# Part of a data file
#####

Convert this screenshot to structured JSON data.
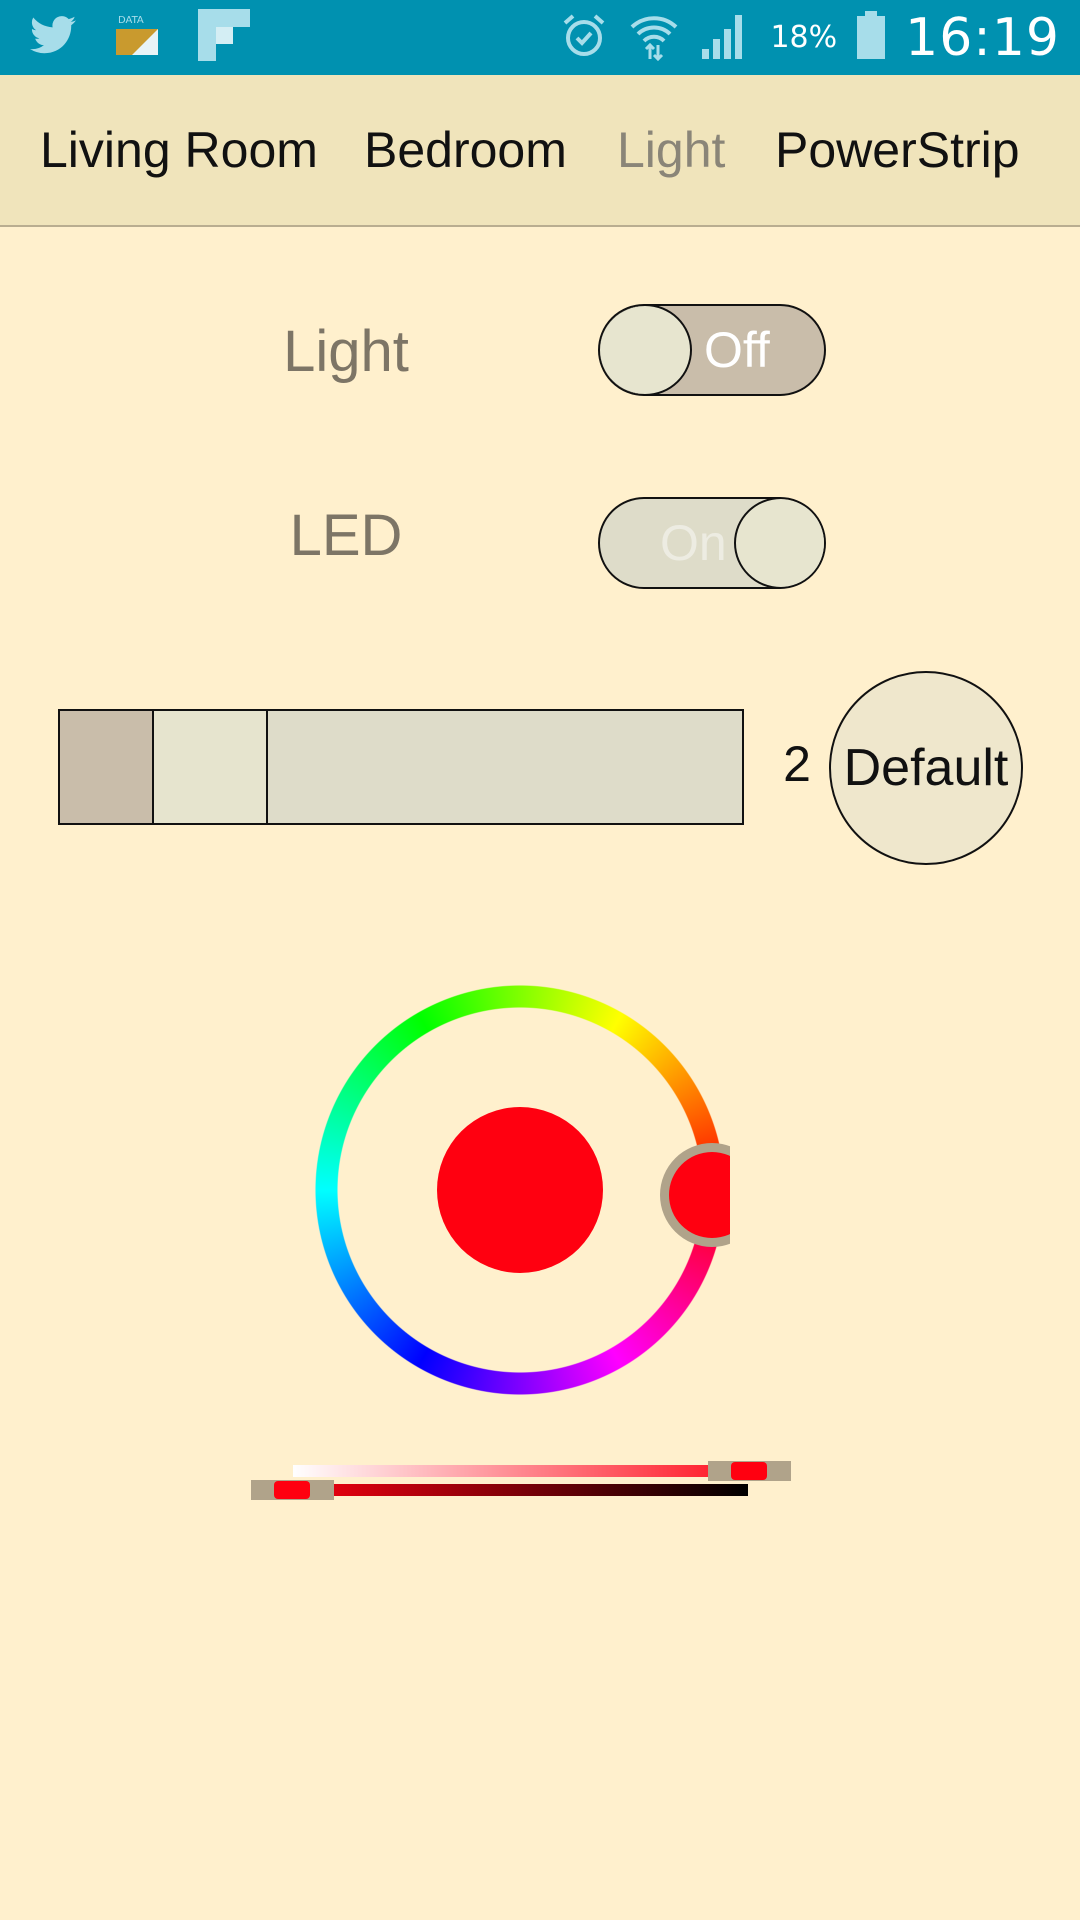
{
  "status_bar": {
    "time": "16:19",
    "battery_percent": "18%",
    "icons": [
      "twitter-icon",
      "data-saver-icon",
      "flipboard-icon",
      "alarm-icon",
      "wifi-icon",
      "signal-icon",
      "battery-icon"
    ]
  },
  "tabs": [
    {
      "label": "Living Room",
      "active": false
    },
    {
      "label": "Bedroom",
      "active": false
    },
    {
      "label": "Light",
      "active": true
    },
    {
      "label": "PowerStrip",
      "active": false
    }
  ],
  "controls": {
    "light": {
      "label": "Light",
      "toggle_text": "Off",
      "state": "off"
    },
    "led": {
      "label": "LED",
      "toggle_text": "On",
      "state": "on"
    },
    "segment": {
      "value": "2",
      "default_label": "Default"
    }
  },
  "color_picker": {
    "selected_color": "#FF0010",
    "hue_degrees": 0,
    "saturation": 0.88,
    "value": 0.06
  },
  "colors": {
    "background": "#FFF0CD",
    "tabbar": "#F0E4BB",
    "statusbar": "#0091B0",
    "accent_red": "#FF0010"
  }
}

#####

# Problem requirements
Leave the pictures out and print the records above exactly as they stand.

# Output below
Convert this screenshot to structured JSON data.
{
  "status_bar": {
    "time": "16:19",
    "battery_percent": "18%",
    "icons": [
      "twitter-icon",
      "data-saver-icon",
      "flipboard-icon",
      "alarm-icon",
      "wifi-icon",
      "signal-icon",
      "battery-icon"
    ]
  },
  "tabs": [
    {
      "label": "Living Room",
      "active": false
    },
    {
      "label": "Bedroom",
      "active": false
    },
    {
      "label": "Light",
      "active": true
    },
    {
      "label": "PowerStrip",
      "active": false
    }
  ],
  "controls": {
    "light": {
      "label": "Light",
      "toggle_text": "Off",
      "state": "off"
    },
    "led": {
      "label": "LED",
      "toggle_text": "On",
      "state": "on"
    },
    "segment": {
      "value": "2",
      "default_label": "Default"
    }
  },
  "color_picker": {
    "selected_color": "#FF0010",
    "hue_degrees": 0,
    "saturation": 0.88,
    "value": 0.06
  },
  "colors": {
    "background": "#FFF0CD",
    "tabbar": "#F0E4BB",
    "statusbar": "#0091B0",
    "accent_red": "#FF0010"
  }
}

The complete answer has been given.